▸ **EXERCISE DIRECTIONS**
Write out, word for word, the part of the listing below that runs from its first line through the line containing "Bar: [426, 183, 438, 235]", including both of those lines.

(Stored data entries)
^^^^^^^^

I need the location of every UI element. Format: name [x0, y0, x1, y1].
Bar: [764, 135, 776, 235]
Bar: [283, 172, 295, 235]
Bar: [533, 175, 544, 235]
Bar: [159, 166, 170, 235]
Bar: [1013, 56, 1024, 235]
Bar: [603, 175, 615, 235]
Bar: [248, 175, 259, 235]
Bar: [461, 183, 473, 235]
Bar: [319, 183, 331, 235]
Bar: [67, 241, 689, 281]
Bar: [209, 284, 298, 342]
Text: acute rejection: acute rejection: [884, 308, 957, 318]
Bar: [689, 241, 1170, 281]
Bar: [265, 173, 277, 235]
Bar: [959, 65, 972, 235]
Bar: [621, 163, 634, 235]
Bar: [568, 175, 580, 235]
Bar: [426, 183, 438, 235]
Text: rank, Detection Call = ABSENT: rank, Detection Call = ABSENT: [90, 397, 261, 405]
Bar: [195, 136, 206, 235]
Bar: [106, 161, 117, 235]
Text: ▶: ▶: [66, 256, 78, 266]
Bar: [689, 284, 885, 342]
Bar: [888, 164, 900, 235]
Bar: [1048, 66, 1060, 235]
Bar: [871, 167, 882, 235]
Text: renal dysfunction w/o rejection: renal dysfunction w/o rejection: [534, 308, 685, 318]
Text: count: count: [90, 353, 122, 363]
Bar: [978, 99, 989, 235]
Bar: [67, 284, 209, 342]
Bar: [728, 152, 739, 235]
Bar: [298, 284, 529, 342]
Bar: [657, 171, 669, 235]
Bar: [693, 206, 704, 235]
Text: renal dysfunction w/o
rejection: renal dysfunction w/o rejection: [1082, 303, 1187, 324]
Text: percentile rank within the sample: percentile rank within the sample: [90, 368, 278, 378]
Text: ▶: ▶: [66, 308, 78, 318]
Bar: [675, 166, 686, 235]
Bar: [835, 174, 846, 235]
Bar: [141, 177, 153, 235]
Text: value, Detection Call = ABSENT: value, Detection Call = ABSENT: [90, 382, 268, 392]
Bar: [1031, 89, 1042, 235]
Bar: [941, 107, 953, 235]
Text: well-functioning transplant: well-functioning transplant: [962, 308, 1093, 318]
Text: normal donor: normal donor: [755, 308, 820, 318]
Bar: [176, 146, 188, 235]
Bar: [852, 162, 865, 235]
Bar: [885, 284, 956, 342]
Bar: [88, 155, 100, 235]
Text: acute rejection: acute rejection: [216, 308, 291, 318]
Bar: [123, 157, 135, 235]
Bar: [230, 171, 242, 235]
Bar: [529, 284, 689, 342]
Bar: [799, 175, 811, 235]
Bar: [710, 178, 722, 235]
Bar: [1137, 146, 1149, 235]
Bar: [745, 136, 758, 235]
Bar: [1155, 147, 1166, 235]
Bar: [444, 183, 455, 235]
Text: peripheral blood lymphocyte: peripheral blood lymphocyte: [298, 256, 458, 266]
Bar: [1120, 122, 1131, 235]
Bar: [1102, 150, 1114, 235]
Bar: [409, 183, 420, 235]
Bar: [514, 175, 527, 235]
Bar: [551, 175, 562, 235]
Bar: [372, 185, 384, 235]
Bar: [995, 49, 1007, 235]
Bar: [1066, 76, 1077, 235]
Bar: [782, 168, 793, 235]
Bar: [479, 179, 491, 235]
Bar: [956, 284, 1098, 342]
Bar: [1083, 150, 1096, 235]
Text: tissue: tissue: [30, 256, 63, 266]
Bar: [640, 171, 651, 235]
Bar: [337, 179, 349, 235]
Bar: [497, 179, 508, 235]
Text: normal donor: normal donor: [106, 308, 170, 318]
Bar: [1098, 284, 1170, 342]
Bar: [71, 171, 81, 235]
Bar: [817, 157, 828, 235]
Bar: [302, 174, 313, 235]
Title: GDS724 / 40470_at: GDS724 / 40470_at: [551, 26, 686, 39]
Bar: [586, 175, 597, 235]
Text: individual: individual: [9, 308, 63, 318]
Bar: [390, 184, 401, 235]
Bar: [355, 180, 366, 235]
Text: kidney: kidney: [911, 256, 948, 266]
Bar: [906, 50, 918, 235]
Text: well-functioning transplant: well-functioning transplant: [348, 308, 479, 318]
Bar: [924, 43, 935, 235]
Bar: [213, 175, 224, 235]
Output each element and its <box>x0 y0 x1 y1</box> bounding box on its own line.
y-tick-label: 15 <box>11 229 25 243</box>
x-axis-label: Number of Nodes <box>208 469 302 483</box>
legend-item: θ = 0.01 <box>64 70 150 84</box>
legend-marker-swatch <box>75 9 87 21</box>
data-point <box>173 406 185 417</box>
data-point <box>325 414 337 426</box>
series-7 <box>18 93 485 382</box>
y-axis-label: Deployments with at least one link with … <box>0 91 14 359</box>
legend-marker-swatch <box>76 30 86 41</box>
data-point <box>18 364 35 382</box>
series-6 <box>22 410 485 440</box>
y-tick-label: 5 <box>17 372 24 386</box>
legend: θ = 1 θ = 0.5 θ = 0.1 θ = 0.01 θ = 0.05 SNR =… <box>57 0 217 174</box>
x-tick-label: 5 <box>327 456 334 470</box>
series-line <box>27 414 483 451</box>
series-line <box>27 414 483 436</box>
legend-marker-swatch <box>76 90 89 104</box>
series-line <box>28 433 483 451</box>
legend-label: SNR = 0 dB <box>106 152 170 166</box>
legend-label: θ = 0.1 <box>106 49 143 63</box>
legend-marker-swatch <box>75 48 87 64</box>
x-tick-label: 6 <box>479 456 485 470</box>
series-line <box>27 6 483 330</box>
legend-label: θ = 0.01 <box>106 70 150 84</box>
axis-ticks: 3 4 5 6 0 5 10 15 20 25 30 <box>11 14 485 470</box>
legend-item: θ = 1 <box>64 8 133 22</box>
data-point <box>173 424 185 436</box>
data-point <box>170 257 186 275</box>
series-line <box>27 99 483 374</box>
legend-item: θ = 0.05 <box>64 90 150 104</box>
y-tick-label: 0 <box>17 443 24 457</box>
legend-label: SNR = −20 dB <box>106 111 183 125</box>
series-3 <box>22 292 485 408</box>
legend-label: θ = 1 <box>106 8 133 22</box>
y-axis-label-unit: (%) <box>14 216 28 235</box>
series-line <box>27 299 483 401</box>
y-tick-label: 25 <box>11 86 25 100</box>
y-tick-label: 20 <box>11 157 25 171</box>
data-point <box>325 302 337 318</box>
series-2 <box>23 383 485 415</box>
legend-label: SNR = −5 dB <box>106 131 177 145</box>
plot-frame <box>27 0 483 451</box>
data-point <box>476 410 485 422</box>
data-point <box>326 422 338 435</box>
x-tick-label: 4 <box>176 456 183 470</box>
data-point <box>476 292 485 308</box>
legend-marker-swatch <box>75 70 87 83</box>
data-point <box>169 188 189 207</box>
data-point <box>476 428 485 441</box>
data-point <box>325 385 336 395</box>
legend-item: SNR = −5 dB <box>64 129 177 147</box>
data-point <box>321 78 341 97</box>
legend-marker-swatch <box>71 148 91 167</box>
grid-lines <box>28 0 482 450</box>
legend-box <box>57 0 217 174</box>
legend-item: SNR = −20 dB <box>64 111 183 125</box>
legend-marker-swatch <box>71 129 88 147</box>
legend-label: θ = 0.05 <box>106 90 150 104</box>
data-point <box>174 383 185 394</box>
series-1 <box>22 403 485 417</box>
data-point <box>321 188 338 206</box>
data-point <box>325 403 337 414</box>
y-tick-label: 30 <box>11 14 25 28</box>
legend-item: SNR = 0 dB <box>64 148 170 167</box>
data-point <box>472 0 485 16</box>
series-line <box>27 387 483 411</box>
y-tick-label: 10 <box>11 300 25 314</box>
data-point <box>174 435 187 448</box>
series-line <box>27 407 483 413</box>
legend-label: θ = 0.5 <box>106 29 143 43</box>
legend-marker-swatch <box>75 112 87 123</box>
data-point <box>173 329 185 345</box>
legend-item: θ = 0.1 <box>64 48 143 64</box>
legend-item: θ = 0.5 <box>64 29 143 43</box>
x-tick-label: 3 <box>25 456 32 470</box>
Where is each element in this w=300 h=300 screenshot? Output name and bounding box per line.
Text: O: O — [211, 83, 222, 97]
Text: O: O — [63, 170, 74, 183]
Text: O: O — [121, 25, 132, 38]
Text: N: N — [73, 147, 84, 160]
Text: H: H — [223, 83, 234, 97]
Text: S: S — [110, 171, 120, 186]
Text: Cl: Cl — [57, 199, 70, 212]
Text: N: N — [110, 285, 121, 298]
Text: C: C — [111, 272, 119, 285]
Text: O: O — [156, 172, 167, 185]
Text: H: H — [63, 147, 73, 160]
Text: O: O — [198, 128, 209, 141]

^^^^^^^^

▸ **WRITTEN ANSWER**
I need the location of every UI element. Format: name [x0, y0, x1, y1].
Bar: [764, 135, 776, 235]
Bar: [283, 172, 295, 235]
Bar: [533, 175, 544, 235]
Bar: [159, 166, 170, 235]
Bar: [1013, 56, 1024, 235]
Bar: [603, 175, 615, 235]
Bar: [248, 175, 259, 235]
Bar: [461, 183, 473, 235]
Bar: [319, 183, 331, 235]
Bar: [67, 241, 689, 281]
Bar: [209, 284, 298, 342]
Text: acute rejection: acute rejection: [884, 308, 957, 318]
Bar: [689, 241, 1170, 281]
Bar: [265, 173, 277, 235]
Bar: [959, 65, 972, 235]
Bar: [621, 163, 634, 235]
Bar: [568, 175, 580, 235]
Bar: [426, 183, 438, 235]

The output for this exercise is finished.